*YOUR OBJECTIVE:*
Using the data below, gather each line that includes the word "document".

╭──

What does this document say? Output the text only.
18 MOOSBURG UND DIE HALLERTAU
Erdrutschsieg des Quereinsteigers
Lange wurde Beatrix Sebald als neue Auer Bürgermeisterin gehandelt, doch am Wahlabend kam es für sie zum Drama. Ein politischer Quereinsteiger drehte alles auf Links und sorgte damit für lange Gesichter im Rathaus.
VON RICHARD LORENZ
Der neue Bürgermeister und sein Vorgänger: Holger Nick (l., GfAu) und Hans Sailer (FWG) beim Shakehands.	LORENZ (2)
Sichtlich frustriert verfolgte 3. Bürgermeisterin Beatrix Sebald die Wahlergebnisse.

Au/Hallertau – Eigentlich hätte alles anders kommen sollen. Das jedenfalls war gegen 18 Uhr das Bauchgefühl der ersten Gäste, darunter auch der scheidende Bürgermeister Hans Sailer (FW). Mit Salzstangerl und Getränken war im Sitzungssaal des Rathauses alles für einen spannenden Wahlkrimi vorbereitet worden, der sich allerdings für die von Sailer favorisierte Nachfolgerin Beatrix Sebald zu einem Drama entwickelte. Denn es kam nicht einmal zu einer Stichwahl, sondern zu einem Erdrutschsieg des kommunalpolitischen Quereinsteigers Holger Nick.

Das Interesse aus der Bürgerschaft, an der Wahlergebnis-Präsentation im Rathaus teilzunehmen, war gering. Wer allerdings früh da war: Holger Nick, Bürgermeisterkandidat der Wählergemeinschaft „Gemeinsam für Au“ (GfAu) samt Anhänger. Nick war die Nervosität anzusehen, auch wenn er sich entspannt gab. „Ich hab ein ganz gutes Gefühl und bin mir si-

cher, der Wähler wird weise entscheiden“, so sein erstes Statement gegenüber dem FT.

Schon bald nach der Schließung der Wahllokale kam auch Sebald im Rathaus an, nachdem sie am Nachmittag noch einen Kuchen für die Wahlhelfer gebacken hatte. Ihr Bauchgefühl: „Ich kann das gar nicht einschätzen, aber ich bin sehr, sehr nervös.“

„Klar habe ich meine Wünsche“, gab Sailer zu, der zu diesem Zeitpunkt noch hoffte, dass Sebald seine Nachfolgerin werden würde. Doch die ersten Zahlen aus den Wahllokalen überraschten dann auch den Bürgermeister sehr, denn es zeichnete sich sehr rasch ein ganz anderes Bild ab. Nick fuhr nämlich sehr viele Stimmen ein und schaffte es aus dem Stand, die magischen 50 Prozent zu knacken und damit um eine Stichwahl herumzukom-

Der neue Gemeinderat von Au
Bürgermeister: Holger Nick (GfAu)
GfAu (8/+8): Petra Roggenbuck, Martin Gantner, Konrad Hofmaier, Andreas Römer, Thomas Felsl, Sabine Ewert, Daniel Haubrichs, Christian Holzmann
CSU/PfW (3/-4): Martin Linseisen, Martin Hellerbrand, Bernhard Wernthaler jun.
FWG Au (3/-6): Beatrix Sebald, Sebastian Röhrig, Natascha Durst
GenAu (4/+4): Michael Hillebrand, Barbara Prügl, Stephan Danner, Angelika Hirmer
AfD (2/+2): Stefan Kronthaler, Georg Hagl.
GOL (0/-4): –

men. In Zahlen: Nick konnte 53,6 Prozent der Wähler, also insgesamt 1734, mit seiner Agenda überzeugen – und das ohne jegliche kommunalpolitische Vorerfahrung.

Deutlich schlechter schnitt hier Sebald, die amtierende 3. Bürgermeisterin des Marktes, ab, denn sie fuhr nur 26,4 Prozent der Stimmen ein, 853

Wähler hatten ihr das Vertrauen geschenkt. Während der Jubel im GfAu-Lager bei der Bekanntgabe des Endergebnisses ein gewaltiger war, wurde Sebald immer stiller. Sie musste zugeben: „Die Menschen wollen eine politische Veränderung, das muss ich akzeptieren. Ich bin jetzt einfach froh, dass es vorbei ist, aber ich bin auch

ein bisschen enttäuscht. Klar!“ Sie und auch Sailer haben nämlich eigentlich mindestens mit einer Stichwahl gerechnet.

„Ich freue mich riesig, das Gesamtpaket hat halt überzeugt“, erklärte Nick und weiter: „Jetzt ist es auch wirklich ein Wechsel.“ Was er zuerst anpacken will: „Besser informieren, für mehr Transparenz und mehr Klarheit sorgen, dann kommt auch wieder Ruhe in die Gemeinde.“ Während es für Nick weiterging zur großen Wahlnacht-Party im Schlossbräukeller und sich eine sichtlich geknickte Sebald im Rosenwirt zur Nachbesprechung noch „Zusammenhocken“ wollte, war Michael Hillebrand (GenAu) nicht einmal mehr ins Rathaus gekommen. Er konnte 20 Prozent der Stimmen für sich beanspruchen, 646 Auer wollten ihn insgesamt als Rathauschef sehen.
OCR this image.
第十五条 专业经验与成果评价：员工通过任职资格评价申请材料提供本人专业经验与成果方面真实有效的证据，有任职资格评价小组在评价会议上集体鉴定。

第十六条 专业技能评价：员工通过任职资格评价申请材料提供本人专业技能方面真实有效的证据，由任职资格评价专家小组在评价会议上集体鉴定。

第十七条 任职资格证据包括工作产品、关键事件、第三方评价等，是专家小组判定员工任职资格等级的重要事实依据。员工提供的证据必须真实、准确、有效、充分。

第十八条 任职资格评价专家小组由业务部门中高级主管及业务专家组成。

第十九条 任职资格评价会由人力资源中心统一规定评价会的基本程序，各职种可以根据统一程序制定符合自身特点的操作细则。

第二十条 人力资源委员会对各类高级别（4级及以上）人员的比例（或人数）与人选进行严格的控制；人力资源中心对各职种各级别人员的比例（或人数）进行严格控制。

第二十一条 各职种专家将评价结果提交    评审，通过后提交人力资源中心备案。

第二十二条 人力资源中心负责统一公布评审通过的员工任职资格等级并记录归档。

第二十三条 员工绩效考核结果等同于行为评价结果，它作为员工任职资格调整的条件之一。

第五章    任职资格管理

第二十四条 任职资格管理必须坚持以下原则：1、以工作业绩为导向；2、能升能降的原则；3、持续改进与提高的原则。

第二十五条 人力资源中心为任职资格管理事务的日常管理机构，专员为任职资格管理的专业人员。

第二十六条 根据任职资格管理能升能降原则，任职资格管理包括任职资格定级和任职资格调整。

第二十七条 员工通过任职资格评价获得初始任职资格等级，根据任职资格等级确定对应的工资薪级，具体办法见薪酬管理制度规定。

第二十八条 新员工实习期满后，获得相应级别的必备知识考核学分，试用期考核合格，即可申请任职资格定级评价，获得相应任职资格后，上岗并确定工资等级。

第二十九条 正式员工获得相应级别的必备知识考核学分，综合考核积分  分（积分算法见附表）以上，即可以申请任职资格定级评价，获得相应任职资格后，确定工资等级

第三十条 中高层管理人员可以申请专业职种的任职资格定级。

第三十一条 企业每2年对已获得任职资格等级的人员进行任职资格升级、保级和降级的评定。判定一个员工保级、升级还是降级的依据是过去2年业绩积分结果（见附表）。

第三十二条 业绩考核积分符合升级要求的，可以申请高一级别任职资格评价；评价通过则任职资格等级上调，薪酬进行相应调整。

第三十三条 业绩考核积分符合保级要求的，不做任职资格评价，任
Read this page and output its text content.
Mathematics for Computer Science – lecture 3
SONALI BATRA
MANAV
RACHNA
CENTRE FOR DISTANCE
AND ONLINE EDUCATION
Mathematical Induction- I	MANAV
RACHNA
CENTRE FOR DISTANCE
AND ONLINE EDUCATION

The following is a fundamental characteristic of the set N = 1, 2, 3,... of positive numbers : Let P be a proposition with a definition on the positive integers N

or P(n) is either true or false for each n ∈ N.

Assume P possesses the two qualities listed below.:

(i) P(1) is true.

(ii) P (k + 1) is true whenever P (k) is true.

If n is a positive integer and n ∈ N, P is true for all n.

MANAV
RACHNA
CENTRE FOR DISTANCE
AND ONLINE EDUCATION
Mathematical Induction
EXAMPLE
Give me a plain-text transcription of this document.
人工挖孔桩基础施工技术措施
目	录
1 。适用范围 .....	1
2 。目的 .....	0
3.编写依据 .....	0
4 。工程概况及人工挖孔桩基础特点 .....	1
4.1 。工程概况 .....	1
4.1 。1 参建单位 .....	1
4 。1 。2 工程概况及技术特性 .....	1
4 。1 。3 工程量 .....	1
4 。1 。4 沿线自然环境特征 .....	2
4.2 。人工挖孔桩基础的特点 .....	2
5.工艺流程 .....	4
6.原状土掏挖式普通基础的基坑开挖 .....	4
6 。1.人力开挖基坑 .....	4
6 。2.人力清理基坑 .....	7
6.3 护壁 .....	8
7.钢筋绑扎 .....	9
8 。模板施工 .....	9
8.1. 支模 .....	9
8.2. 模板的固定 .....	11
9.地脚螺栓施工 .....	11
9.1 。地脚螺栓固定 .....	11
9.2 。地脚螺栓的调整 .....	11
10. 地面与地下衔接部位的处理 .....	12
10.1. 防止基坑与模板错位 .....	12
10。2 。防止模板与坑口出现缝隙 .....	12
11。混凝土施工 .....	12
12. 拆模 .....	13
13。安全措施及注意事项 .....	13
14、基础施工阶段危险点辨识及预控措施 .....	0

╰──

*TASK ANSWER:*
What does this document say? Output the text only.
Give me a plain-text transcription of this document.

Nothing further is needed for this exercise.